Document page data:
=== Begin Enclosure ===
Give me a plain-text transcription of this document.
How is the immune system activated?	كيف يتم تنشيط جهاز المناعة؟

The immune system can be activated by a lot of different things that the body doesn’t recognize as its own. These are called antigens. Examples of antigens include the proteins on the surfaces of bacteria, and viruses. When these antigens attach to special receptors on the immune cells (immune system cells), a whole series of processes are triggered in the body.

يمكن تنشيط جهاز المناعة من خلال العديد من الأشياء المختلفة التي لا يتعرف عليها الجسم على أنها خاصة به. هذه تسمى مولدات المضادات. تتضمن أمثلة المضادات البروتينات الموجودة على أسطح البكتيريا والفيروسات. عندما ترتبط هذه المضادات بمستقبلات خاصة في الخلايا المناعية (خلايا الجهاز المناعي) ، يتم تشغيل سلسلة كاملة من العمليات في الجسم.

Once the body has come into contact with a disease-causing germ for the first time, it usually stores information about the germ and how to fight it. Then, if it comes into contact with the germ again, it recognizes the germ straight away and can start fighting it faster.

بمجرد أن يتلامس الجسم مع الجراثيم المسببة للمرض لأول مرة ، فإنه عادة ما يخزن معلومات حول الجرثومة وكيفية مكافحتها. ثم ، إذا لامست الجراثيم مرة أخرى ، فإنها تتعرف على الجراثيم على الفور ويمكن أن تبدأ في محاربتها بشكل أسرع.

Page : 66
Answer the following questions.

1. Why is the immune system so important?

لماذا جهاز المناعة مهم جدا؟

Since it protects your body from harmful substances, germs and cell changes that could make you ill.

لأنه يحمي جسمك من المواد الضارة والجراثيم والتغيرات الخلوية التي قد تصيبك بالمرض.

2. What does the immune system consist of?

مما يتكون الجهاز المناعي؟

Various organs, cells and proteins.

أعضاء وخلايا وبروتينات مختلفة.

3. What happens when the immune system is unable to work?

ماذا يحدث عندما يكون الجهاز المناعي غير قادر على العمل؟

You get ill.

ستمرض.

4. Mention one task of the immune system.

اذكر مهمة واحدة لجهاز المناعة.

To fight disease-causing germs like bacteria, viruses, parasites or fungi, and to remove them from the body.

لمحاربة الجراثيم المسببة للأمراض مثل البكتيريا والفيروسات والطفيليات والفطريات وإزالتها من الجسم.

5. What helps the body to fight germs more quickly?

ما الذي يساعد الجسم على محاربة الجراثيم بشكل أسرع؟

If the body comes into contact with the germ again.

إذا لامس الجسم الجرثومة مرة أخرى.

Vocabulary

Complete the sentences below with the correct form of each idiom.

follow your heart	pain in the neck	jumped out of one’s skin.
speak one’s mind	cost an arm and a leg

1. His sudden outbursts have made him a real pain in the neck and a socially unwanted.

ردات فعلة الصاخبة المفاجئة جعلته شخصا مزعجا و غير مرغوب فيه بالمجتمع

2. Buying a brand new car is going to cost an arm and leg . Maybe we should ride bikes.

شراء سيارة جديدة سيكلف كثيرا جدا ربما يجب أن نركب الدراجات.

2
=== End Enclosure ===
§ **Required work**
In the records above, find each line that mentions the word "activated", and copy it.

§ **Solution below**
How is the immune system activated?	كيف يتم تنشيط جهاز المناعة؟
The immune system can be activated by a lot of different things that the body doesn’t recognize as its own. These are called antigens. Examples of antigens include the proteins on the surfaces of bacteria, and viruses. When these antigens attach to special receptors on the immune cells (immune system cells), a whole series of processes are triggered in the body.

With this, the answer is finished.